▼

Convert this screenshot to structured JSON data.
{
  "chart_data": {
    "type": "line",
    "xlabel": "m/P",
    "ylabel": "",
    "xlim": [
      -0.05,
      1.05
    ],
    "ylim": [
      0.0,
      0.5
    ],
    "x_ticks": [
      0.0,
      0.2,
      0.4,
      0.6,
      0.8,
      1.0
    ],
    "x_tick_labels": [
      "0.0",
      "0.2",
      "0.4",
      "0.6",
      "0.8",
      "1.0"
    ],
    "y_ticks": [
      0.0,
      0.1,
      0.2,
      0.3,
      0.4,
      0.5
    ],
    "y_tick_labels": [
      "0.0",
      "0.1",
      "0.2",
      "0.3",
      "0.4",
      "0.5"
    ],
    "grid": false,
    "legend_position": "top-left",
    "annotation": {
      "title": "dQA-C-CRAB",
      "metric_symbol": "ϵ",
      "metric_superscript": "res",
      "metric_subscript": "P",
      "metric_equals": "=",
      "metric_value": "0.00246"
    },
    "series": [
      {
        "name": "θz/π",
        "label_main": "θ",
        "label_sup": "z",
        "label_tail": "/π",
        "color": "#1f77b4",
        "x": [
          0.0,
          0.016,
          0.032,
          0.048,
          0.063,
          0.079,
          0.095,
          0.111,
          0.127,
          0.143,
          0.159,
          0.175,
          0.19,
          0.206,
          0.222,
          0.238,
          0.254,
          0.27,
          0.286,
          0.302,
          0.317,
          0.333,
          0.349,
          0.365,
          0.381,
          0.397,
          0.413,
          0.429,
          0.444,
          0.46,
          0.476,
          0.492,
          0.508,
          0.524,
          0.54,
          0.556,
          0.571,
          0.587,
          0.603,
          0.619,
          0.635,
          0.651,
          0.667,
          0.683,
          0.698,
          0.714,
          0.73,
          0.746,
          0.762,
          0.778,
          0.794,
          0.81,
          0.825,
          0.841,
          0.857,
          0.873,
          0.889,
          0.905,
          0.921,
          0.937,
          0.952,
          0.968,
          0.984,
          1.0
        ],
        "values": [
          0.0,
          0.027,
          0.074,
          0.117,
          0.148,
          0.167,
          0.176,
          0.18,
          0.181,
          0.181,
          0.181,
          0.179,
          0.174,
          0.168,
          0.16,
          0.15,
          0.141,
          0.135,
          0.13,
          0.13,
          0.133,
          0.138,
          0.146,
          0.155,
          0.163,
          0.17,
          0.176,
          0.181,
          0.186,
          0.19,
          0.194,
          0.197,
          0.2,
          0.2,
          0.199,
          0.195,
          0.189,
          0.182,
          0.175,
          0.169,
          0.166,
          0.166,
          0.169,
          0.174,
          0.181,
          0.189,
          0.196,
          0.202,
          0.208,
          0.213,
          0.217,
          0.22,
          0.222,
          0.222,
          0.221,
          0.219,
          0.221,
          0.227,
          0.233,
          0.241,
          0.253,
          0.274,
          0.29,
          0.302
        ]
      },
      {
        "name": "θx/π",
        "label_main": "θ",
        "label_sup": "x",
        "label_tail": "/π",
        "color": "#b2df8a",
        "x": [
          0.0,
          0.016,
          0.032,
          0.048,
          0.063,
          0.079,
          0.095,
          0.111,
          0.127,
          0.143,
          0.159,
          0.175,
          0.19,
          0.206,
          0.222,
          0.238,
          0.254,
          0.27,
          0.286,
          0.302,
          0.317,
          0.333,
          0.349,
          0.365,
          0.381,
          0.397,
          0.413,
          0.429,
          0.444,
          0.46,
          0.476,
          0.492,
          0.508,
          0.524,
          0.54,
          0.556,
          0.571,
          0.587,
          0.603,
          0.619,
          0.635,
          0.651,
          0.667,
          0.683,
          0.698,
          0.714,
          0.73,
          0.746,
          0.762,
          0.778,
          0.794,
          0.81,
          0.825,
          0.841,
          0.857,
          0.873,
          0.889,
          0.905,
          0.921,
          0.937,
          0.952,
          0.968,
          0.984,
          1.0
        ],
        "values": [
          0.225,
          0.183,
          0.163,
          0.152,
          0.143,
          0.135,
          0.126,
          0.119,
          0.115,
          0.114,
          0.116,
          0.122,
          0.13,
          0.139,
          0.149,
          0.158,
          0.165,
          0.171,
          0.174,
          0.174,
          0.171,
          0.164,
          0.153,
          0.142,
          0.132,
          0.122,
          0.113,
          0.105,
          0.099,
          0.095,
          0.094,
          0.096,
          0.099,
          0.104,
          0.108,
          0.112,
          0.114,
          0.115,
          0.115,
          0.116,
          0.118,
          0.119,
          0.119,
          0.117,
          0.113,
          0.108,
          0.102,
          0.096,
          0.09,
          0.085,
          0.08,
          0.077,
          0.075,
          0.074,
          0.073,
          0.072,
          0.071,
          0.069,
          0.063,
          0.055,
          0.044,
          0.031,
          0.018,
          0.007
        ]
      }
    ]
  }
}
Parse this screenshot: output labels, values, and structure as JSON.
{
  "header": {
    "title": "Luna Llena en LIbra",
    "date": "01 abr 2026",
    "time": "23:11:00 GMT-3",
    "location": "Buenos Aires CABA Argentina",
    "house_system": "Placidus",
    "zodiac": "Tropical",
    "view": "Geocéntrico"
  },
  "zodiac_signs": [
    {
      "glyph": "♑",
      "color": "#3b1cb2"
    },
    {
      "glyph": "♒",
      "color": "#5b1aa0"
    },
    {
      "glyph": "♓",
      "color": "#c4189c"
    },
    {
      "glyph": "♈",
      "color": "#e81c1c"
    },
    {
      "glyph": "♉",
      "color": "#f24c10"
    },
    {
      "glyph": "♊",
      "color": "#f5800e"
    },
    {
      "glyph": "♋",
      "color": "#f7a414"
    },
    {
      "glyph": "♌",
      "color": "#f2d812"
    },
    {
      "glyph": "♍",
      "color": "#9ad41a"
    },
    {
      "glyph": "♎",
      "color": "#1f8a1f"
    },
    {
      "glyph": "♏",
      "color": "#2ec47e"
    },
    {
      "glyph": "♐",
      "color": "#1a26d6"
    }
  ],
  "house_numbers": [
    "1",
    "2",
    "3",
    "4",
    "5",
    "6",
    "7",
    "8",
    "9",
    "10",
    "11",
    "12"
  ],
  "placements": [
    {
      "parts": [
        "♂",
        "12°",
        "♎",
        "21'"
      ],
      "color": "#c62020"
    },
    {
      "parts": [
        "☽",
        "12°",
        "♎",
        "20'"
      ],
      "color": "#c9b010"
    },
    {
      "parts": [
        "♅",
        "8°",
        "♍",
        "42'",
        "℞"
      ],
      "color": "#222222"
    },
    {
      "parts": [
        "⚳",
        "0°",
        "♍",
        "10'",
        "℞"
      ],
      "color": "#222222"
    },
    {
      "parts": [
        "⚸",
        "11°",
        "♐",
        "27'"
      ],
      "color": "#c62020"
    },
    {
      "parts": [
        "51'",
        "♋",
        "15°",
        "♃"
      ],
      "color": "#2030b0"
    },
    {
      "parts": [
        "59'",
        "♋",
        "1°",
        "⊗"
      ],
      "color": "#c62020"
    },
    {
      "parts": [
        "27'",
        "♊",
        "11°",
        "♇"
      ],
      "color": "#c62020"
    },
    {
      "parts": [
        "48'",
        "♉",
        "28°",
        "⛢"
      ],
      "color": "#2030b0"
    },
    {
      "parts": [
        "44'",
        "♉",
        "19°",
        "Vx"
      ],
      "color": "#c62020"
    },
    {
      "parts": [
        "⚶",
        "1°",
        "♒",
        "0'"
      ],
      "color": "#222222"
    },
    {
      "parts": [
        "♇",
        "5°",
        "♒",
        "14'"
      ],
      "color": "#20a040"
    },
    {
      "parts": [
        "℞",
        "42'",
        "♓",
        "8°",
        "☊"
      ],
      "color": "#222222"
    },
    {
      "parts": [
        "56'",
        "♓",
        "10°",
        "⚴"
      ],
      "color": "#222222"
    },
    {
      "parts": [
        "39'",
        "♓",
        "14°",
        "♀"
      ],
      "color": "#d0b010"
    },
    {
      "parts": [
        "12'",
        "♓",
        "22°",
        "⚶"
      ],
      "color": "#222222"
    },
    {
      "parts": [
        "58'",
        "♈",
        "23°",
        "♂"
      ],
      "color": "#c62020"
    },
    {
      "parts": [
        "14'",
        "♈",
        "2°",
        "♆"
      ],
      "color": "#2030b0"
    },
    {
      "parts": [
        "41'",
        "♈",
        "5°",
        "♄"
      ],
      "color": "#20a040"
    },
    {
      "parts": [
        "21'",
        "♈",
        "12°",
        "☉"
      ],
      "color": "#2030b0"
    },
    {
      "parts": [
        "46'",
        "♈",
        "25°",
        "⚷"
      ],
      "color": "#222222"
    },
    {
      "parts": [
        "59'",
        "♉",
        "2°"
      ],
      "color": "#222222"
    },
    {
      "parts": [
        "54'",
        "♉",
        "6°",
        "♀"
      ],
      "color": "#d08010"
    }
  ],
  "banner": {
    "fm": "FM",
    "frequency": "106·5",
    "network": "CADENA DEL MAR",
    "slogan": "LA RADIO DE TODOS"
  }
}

▲

▶ **YOUR GOAL**: What is the number of lines above that contain the string "JSON"? Answer with the number alone.

▶ **ANSWER IN FULL**: 2